■ **Problem**
Find each line with the string "servicio" and report it.

■ **Provided information**
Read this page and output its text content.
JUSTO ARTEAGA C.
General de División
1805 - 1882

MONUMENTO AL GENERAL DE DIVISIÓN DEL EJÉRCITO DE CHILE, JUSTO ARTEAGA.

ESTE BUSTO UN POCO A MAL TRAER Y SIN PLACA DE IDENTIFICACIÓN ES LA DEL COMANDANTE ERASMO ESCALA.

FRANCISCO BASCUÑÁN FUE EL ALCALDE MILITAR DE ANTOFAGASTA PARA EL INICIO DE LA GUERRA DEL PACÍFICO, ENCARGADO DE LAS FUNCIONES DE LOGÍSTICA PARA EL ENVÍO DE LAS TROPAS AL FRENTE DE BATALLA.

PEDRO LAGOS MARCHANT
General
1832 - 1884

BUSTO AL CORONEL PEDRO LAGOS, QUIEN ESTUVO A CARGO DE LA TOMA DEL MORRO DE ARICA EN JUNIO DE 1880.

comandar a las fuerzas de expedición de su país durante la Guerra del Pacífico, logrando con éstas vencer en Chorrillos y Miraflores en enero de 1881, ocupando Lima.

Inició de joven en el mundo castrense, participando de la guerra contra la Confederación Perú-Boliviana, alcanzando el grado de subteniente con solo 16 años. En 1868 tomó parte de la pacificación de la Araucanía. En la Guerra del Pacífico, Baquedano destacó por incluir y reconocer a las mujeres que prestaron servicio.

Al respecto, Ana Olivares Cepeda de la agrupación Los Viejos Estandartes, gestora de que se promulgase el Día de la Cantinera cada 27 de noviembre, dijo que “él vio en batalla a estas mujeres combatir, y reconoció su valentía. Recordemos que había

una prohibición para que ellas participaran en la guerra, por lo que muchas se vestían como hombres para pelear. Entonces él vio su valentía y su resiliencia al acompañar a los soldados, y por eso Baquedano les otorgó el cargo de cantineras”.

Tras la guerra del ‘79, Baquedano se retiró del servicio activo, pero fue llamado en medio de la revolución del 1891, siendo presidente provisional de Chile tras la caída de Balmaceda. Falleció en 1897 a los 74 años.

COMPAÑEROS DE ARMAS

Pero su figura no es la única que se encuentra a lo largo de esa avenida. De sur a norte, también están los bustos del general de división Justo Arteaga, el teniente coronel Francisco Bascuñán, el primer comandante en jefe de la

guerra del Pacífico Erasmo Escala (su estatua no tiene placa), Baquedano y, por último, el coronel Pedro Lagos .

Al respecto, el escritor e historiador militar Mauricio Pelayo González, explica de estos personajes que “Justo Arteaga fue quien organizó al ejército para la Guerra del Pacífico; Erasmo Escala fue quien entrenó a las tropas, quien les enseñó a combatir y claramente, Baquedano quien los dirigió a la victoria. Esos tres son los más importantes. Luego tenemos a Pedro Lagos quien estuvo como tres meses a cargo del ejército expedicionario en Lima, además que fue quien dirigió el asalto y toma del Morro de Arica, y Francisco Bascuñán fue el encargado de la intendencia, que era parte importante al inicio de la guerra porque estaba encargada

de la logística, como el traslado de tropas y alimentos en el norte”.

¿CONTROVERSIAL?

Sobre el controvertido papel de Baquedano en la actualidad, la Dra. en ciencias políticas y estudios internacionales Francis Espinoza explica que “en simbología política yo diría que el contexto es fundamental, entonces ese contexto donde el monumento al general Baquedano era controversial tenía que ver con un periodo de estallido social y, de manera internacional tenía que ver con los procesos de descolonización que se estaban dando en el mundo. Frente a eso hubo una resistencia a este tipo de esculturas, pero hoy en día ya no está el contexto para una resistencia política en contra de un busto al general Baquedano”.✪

■ **Task solution**
Inició de joven en el mundo castrense, participando de la guerra contra la Confederación Perú-Boliviana, alcanzando el grado de subteniente con solo 16 años. En 1868 tomó parte de la pacificación de la Araucanía. En la Guerra del Pacífico, Baquedano destacó por incluir y reconocer a las mujeres que prestaron servicio.
Tras la guerra del ‘79, Baquedano se retiró del servicio activo, pero fue llamado en medio de la revolución del 1891, siendo presidente provisional de Chile tras la caída de Balmaceda. Falleció en 1897 a los 74 años.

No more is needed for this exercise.